▶ [To do]: Return, word for word, only the lines from the one containing "Serialize everything readable" through the last line of the entries.

▶ [Dataset content]:
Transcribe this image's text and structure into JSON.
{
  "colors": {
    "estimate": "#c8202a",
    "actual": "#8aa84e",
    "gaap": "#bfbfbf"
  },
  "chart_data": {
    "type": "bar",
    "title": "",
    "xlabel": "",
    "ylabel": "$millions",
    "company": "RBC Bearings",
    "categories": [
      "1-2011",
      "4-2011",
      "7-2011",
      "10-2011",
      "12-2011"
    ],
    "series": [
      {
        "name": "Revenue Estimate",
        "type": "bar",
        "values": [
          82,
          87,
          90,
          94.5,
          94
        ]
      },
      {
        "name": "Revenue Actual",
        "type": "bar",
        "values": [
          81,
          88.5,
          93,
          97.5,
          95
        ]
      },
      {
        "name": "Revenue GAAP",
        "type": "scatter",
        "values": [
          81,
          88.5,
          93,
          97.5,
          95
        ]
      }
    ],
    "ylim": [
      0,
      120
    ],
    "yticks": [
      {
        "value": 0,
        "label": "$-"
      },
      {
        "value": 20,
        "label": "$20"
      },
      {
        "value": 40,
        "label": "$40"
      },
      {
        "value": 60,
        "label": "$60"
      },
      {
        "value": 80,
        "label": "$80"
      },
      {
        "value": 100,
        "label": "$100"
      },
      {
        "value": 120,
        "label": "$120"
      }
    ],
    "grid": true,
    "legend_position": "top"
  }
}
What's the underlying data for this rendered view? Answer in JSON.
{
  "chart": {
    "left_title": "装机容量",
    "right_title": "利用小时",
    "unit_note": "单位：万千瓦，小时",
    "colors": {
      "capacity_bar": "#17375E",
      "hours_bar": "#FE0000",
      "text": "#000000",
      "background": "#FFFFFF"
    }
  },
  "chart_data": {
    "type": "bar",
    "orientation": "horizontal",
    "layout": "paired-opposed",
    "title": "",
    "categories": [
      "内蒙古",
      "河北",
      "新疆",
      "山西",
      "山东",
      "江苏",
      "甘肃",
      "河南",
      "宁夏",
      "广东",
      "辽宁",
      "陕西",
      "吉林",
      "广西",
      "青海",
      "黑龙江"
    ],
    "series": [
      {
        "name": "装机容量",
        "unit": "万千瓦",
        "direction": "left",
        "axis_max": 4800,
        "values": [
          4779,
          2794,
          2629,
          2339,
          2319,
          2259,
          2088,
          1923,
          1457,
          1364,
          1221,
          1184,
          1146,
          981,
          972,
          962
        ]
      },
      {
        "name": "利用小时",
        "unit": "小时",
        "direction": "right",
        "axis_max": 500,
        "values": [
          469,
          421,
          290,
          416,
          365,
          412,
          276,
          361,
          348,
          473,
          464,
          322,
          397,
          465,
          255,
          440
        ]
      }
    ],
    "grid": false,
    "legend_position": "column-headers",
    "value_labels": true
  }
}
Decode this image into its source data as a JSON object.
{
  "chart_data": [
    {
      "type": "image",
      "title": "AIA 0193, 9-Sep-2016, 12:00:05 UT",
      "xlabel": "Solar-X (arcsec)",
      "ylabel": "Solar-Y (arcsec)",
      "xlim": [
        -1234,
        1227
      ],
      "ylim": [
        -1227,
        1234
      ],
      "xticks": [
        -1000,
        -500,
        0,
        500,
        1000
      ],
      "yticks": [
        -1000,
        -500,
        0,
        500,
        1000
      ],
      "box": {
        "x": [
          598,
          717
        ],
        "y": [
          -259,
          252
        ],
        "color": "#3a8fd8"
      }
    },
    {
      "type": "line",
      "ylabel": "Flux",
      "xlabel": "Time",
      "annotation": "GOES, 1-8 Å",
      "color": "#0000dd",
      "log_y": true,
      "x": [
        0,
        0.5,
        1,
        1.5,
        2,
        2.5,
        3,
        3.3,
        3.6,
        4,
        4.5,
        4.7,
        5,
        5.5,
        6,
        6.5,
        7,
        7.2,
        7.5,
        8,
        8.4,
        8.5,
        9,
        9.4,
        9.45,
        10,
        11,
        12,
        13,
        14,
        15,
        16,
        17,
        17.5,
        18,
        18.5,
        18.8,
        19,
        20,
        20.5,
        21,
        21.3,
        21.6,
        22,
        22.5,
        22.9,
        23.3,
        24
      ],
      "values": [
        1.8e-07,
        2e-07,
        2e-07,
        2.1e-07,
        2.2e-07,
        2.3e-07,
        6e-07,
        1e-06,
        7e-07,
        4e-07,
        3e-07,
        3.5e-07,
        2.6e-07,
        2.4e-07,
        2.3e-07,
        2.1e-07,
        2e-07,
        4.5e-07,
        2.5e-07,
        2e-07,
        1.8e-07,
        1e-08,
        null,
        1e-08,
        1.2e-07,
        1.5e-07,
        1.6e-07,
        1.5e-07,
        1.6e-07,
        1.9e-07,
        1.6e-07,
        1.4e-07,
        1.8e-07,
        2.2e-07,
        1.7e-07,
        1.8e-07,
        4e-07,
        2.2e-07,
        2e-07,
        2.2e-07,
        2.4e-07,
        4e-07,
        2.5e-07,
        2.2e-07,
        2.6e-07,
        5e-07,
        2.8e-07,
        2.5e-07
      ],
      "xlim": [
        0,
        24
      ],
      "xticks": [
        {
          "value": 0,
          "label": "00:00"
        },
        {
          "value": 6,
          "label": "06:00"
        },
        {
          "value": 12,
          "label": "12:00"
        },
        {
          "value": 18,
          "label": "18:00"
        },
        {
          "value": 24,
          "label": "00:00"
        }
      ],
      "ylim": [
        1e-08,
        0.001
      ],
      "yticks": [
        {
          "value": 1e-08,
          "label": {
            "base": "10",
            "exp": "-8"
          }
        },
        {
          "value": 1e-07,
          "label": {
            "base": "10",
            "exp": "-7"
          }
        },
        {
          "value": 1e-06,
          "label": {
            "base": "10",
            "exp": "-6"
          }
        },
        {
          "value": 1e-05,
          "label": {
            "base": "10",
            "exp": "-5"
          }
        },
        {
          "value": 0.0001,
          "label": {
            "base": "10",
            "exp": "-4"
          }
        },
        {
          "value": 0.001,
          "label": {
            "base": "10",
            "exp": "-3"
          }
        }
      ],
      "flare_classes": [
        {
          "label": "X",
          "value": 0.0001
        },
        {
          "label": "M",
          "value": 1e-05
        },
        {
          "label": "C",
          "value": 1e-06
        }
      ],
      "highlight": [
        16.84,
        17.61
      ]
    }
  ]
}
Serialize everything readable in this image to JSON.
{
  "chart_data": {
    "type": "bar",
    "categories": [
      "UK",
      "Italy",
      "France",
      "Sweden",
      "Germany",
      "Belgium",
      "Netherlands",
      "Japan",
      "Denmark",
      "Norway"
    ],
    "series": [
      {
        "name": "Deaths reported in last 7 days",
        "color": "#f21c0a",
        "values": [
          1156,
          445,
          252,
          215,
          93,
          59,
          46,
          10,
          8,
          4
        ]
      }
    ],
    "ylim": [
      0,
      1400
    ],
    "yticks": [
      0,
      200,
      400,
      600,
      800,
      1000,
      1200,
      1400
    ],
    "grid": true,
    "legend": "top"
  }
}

▶ [In response]:
Serialize everything readable in this image to JSON.
{
  "chart_data": {
    "type": "bar",
    "categories": [
      "UK",
      "Italy",
      "France",
      "Sweden",
      "Germany",
      "Belgium",
      "Netherlands",
      "Japan",
      "Denmark",
      "Norway"
    ],
    "series": [
      {
        "name": "Deaths reported in last 7 days",
        "color": "#f21c0a",
        "values": [
          1156,
          445,
          252,
          215,
          93,
          59,
          46,
          10,
          8,
          4
        ]
      }
    ],
    "ylim": [
      0,
      1400
    ],
    "yticks": [
      0,
      200,
      400,
      600,
      800,
      1000,
      1200,
      1400
    ],
    "grid": true,
    "legend": "top"
  }
}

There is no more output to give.